Task statement: Repeat the data that follows, word for word, without the images.

Source data:

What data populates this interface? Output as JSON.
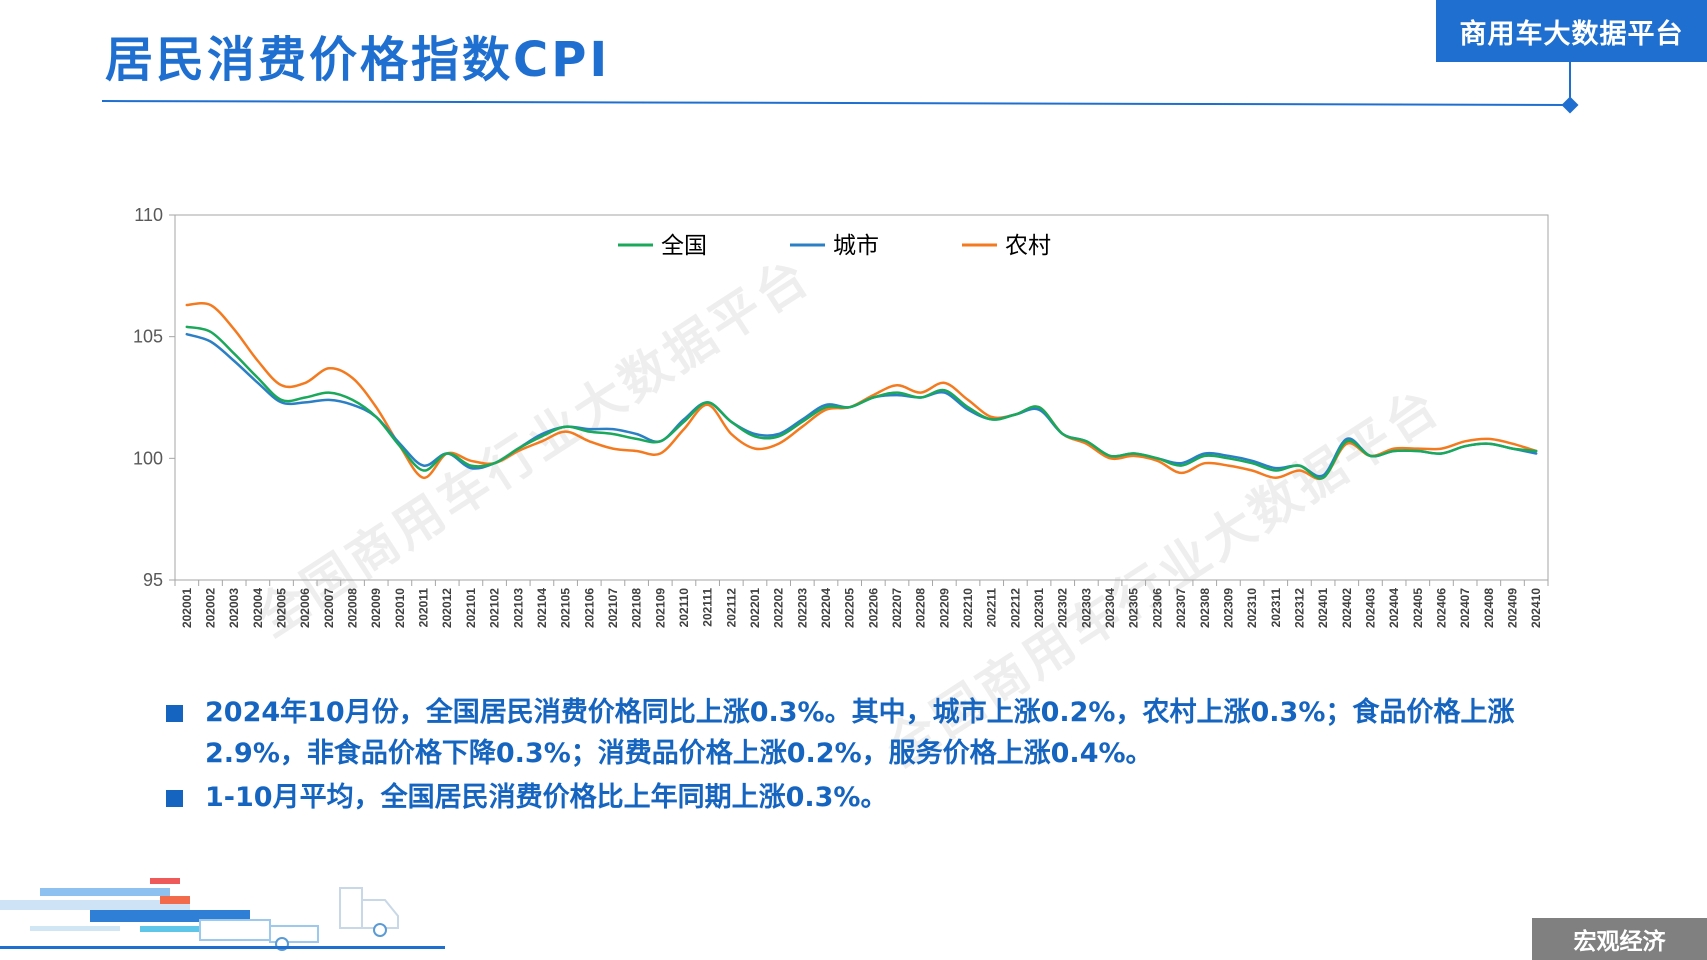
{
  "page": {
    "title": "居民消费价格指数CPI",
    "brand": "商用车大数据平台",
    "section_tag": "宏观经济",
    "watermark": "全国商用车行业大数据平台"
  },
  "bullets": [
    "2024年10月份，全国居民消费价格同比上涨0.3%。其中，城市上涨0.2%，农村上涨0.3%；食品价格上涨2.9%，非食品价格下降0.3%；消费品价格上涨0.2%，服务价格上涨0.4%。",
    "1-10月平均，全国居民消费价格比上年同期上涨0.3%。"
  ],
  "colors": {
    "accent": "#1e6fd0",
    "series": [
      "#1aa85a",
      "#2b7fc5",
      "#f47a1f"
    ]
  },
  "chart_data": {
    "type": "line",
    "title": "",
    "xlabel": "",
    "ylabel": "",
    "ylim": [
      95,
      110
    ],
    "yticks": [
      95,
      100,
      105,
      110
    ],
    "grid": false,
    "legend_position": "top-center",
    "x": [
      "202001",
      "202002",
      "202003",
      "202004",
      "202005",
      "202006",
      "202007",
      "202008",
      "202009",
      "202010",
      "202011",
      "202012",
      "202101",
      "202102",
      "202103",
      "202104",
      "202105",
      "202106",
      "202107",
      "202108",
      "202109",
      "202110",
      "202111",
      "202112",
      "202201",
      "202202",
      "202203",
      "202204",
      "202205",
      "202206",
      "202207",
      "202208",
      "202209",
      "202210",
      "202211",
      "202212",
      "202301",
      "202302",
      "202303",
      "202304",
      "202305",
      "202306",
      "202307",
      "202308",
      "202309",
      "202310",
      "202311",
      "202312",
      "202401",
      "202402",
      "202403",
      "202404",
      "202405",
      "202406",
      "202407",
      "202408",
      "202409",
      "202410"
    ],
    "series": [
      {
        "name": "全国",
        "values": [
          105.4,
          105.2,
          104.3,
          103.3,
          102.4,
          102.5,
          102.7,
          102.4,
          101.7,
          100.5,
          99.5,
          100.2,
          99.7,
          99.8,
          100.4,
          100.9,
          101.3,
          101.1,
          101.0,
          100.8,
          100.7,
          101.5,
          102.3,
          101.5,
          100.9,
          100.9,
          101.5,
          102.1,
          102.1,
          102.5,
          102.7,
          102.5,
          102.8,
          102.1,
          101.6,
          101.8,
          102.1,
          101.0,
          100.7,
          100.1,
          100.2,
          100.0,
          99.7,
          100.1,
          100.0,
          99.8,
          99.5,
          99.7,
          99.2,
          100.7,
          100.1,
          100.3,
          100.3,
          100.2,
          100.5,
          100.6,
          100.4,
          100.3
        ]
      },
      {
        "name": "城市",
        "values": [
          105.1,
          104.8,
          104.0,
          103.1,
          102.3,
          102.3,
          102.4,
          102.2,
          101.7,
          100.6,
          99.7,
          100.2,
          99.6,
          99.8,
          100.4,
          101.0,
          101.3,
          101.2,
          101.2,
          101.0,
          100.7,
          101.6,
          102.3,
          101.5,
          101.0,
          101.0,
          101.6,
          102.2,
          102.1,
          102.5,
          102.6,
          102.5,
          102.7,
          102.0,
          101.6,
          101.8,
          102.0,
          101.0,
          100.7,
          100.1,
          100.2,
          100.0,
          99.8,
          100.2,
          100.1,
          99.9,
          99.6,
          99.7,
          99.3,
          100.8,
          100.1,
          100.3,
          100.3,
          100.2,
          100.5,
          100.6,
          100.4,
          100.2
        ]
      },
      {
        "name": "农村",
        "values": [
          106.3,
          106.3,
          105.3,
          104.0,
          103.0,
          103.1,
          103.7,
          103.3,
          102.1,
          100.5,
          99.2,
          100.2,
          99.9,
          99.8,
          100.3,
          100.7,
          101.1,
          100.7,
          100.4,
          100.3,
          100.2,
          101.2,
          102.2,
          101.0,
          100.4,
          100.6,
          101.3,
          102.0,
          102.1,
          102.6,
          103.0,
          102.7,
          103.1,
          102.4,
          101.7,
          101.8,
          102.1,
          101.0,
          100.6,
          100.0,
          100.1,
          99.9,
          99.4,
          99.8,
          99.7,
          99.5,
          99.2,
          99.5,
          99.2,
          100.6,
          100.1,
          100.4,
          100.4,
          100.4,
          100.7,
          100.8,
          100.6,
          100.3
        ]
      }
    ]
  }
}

Task response:
What data populates this interface? Output as JSON.
{
  "page": {
    "title": "居民消费价格指数CPI",
    "brand": "商用车大数据平台",
    "section_tag": "宏观经济",
    "watermark": "全国商用车行业大数据平台"
  },
  "bullets": [
    "2024年10月份，全国居民消费价格同比上涨0.3%。其中，城市上涨0.2%，农村上涨0.3%；食品价格上涨2.9%，非食品价格下降0.3%；消费品价格上涨0.2%，服务价格上涨0.4%。",
    "1-10月平均，全国居民消费价格比上年同期上涨0.3%。"
  ],
  "colors": {
    "accent": "#1e6fd0",
    "series": [
      "#1aa85a",
      "#2b7fc5",
      "#f47a1f"
    ]
  },
  "chart_data": {
    "type": "line",
    "title": "",
    "xlabel": "",
    "ylabel": "",
    "ylim": [
      95,
      110
    ],
    "yticks": [
      95,
      100,
      105,
      110
    ],
    "grid": false,
    "legend_position": "top-center",
    "x": [
      "202001",
      "202002",
      "202003",
      "202004",
      "202005",
      "202006",
      "202007",
      "202008",
      "202009",
      "202010",
      "202011",
      "202012",
      "202101",
      "202102",
      "202103",
      "202104",
      "202105",
      "202106",
      "202107",
      "202108",
      "202109",
      "202110",
      "202111",
      "202112",
      "202201",
      "202202",
      "202203",
      "202204",
      "202205",
      "202206",
      "202207",
      "202208",
      "202209",
      "202210",
      "202211",
      "202212",
      "202301",
      "202302",
      "202303",
      "202304",
      "202305",
      "202306",
      "202307",
      "202308",
      "202309",
      "202310",
      "202311",
      "202312",
      "202401",
      "202402",
      "202403",
      "202404",
      "202405",
      "202406",
      "202407",
      "202408",
      "202409",
      "202410"
    ],
    "series": [
      {
        "name": "全国",
        "values": [
          105.4,
          105.2,
          104.3,
          103.3,
          102.4,
          102.5,
          102.7,
          102.4,
          101.7,
          100.5,
          99.5,
          100.2,
          99.7,
          99.8,
          100.4,
          100.9,
          101.3,
          101.1,
          101.0,
          100.8,
          100.7,
          101.5,
          102.3,
          101.5,
          100.9,
          100.9,
          101.5,
          102.1,
          102.1,
          102.5,
          102.7,
          102.5,
          102.8,
          102.1,
          101.6,
          101.8,
          102.1,
          101.0,
          100.7,
          100.1,
          100.2,
          100.0,
          99.7,
          100.1,
          100.0,
          99.8,
          99.5,
          99.7,
          99.2,
          100.7,
          100.1,
          100.3,
          100.3,
          100.2,
          100.5,
          100.6,
          100.4,
          100.3
        ]
      },
      {
        "name": "城市",
        "values": [
          105.1,
          104.8,
          104.0,
          103.1,
          102.3,
          102.3,
          102.4,
          102.2,
          101.7,
          100.6,
          99.7,
          100.2,
          99.6,
          99.8,
          100.4,
          101.0,
          101.3,
          101.2,
          101.2,
          101.0,
          100.7,
          101.6,
          102.3,
          101.5,
          101.0,
          101.0,
          101.6,
          102.2,
          102.1,
          102.5,
          102.6,
          102.5,
          102.7,
          102.0,
          101.6,
          101.8,
          102.0,
          101.0,
          100.7,
          100.1,
          100.2,
          100.0,
          99.8,
          100.2,
          100.1,
          99.9,
          99.6,
          99.7,
          99.3,
          100.8,
          100.1,
          100.3,
          100.3,
          100.2,
          100.5,
          100.6,
          100.4,
          100.2
        ]
      },
      {
        "name": "农村",
        "values": [
          106.3,
          106.3,
          105.3,
          104.0,
          103.0,
          103.1,
          103.7,
          103.3,
          102.1,
          100.5,
          99.2,
          100.2,
          99.9,
          99.8,
          100.3,
          100.7,
          101.1,
          100.7,
          100.4,
          100.3,
          100.2,
          101.2,
          102.2,
          101.0,
          100.4,
          100.6,
          101.3,
          102.0,
          102.1,
          102.6,
          103.0,
          102.7,
          103.1,
          102.4,
          101.7,
          101.8,
          102.1,
          101.0,
          100.6,
          100.0,
          100.1,
          99.9,
          99.4,
          99.8,
          99.7,
          99.5,
          99.2,
          99.5,
          99.2,
          100.6,
          100.1,
          100.4,
          100.4,
          100.4,
          100.7,
          100.8,
          100.6,
          100.3
        ]
      }
    ]
  }
}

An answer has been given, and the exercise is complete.